[START OF Source extract]

Columbia Technology Ventures

Generative Disco: AI for text-to-video for music visualization

This technology is an interactive AI software to create visuals for music and audio.

Unmet Need: User control of text-to-video generation for music visualization

Creating music visualizations can be complex and time consuming. Although automated video generation exists, these AI algorithms often do not give the user granular control of audiovisuals. Without this control, it is difficult to create music visuals that align with the underlying message in the music piece. Without the underlying message accurately portrayed, it can be difficult for creators to build coherent narratives and they often must turn to more resource-intensive manual approaches.

[END OF Source extract]

• _Stated task_
According to the Generative Disco description, why do creators often fall back on manual approaches for music visuals? Answer in one to three sentences.

[START OF Dataset content]

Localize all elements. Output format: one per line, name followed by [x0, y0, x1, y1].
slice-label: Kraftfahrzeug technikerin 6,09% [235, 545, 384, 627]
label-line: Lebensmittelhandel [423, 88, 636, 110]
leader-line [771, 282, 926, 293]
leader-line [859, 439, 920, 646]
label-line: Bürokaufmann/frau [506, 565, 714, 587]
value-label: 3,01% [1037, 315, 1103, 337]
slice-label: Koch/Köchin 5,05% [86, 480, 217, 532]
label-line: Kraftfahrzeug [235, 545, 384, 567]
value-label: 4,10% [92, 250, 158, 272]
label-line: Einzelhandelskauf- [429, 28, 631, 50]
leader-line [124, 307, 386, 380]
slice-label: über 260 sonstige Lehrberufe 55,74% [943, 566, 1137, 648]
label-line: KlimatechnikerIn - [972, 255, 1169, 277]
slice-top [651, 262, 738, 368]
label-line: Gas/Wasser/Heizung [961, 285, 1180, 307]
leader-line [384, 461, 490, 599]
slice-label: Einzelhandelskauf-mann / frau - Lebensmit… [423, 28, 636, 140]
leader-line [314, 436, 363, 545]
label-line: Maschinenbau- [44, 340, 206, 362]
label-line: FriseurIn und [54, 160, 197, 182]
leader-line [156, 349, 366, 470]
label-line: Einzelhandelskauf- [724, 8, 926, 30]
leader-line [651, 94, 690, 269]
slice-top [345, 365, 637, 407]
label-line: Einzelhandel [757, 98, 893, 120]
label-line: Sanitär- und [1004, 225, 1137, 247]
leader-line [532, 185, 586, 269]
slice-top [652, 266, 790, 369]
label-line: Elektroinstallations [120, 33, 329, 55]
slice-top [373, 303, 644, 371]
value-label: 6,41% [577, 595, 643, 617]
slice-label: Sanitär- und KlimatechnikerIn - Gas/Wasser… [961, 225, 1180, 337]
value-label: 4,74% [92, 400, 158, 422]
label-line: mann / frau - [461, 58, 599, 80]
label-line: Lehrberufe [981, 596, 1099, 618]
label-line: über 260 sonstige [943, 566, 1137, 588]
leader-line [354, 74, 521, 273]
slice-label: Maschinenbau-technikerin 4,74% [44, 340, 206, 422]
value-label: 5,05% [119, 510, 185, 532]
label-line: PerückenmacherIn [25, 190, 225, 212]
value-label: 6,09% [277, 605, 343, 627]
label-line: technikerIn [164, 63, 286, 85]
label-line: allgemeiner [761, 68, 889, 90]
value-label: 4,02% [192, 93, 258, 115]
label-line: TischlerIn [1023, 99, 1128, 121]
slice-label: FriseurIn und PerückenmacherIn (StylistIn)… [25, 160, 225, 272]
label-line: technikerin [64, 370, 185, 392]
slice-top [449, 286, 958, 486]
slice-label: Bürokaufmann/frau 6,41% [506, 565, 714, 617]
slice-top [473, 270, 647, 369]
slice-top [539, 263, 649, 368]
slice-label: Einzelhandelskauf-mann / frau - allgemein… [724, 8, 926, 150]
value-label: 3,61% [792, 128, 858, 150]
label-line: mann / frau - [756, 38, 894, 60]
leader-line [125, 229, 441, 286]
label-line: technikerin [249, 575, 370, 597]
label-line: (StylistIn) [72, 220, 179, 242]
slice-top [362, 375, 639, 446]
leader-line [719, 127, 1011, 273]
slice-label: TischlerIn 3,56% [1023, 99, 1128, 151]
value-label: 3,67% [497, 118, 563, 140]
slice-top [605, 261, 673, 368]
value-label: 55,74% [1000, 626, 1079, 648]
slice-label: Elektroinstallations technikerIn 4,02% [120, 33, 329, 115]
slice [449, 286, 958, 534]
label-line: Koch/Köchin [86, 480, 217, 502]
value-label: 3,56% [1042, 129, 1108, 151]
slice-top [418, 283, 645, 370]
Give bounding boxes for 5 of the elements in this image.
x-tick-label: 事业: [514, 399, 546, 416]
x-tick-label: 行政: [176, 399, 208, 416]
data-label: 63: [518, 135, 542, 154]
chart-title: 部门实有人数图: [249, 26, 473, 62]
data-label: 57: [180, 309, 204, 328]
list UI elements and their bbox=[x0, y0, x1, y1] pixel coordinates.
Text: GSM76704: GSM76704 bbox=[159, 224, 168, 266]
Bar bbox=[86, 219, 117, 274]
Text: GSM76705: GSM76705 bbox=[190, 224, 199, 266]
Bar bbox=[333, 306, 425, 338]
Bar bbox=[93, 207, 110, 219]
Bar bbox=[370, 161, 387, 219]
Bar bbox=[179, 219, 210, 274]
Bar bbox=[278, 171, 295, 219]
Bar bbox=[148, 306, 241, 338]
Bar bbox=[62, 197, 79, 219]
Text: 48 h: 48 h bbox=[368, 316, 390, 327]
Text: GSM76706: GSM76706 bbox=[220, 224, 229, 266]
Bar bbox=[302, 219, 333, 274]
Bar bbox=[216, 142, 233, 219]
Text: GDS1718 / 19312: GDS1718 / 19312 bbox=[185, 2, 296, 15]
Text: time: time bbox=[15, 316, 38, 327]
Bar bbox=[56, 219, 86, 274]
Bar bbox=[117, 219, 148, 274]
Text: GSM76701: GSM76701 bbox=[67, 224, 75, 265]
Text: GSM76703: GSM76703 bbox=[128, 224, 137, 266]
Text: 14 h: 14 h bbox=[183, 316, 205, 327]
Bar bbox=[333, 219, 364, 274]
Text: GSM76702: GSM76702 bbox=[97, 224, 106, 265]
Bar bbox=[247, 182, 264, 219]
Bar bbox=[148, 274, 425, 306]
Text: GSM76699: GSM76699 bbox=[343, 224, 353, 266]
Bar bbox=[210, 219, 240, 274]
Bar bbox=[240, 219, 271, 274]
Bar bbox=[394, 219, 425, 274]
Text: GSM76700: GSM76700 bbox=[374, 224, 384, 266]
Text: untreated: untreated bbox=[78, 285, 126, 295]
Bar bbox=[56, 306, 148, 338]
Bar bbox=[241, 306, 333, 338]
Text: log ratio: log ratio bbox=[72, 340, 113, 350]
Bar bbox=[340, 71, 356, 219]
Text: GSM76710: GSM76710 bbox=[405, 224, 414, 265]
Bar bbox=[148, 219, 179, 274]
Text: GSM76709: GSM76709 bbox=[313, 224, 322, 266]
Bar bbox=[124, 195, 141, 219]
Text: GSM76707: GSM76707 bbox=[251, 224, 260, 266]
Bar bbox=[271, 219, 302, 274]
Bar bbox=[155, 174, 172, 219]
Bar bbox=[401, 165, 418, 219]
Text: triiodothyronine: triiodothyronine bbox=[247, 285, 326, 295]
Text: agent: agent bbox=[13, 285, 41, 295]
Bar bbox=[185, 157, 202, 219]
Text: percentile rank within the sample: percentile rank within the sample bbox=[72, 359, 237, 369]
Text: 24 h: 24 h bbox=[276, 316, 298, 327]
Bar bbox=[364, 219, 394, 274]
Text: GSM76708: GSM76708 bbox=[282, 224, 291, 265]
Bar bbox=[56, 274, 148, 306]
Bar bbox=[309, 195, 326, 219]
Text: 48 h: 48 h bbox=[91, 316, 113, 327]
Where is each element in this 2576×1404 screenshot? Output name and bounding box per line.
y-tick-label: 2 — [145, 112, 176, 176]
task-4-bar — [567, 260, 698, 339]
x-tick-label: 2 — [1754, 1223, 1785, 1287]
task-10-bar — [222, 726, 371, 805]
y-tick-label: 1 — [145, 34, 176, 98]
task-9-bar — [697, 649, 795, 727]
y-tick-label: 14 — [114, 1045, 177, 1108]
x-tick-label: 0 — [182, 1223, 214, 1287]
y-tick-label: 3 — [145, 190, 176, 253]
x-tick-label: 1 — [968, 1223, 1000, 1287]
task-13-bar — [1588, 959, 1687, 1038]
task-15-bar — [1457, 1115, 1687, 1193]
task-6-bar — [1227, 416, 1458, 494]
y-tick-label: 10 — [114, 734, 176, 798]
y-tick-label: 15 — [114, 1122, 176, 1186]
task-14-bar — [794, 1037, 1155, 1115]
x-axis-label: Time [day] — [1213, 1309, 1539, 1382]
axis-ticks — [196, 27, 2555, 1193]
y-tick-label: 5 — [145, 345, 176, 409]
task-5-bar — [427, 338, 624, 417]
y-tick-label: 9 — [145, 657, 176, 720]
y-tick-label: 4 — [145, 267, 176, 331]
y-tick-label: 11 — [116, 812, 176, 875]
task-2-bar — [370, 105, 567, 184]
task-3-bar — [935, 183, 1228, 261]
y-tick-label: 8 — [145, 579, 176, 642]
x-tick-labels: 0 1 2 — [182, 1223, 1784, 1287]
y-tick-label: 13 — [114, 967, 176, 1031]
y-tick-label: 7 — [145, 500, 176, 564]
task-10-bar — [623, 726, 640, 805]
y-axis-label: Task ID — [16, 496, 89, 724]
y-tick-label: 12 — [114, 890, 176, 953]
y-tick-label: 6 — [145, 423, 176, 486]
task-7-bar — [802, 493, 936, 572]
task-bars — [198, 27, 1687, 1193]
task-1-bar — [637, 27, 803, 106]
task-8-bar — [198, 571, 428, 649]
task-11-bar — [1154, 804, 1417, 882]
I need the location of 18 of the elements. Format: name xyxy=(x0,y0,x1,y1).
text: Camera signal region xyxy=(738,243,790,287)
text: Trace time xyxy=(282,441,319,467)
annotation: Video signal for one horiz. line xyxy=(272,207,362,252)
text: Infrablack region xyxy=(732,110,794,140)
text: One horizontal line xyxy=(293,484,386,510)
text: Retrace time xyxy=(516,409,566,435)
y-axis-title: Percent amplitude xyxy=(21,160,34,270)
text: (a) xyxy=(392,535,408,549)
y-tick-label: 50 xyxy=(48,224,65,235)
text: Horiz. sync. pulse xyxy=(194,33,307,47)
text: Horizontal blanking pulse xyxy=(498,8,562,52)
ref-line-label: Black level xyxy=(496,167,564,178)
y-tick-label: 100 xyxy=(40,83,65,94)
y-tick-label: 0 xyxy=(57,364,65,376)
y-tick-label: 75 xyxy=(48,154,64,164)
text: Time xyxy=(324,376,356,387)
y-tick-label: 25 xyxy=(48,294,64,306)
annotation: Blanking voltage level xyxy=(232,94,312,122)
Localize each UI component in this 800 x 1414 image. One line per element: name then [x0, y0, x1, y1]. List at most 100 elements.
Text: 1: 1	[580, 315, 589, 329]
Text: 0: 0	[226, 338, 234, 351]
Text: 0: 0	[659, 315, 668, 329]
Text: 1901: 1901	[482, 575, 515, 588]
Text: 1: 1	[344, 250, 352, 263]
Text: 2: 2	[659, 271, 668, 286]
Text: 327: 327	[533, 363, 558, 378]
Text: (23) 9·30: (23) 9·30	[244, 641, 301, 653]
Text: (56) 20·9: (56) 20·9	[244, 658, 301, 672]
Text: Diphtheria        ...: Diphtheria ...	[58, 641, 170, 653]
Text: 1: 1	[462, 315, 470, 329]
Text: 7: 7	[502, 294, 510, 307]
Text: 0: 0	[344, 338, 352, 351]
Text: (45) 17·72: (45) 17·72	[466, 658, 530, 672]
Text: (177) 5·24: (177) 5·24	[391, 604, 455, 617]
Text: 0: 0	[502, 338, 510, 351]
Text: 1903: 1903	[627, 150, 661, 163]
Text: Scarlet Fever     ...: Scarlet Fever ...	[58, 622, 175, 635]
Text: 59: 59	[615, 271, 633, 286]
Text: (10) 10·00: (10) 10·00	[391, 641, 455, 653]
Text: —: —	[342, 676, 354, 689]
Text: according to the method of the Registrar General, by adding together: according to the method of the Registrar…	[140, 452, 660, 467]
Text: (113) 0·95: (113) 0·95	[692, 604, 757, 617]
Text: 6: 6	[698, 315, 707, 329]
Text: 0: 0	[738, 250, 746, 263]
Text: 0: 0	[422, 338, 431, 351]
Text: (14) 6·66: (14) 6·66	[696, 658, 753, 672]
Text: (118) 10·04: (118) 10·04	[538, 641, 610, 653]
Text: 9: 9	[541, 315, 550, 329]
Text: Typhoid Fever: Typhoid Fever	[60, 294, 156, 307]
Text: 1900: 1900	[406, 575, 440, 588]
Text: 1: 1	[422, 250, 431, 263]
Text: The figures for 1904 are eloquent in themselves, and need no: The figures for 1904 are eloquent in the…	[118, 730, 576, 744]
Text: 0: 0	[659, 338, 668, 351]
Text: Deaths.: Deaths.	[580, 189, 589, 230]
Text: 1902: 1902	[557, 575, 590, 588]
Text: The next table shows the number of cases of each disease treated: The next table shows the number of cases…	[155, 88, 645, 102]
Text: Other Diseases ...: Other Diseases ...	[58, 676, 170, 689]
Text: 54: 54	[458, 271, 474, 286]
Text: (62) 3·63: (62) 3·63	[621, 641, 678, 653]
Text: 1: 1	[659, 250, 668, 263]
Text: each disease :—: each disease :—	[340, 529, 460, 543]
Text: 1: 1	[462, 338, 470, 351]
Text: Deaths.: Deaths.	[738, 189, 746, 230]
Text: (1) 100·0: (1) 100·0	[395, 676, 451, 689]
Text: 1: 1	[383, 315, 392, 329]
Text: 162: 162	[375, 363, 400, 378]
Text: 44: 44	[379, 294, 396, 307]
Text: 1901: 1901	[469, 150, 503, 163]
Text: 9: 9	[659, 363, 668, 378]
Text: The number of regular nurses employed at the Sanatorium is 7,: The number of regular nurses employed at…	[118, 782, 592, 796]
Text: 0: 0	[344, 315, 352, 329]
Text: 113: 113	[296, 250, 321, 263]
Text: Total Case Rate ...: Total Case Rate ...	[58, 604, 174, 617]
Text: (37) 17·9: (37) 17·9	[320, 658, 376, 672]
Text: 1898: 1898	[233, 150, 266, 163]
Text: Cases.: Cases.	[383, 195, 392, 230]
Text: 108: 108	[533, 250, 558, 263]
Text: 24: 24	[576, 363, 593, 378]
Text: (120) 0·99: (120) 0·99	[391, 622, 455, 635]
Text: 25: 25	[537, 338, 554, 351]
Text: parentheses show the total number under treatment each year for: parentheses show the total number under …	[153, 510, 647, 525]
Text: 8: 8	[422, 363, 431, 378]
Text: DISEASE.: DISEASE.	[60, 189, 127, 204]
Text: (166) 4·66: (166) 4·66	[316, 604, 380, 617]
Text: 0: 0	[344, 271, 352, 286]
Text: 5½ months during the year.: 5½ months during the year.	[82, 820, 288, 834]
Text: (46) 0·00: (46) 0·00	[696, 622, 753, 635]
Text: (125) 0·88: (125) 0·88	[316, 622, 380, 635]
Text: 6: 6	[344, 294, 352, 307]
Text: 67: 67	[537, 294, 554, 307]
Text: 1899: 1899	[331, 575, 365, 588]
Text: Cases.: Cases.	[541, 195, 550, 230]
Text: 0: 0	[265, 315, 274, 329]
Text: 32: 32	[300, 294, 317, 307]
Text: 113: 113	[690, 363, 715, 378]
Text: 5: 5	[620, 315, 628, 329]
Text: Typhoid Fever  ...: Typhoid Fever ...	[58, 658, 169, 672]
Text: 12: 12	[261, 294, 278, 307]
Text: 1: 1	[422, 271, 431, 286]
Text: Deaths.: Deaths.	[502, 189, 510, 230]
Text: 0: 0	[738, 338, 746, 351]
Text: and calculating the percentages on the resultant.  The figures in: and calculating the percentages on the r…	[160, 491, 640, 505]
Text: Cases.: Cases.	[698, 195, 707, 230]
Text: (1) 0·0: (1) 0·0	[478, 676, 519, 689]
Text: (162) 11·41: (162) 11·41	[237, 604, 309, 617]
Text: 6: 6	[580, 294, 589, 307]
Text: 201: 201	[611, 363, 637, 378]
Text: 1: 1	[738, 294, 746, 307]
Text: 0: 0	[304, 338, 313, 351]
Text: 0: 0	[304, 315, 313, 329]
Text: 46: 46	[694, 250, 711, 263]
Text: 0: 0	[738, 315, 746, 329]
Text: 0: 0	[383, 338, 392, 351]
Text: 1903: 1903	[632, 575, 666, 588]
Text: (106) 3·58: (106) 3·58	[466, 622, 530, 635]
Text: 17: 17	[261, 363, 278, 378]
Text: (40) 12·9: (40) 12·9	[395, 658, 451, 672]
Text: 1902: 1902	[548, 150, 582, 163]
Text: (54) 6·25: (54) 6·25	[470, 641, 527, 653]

[END OF Dataset content]

• _Right answer_
Existing automated video generation often doesn't give users granular control of audiovisuals, which makes it hard to create visuals that align with the underlying message of the music. Without that message portrayed accurately, creators struggle to build coherent narratives and often turn to more resource-intensive manual approaches.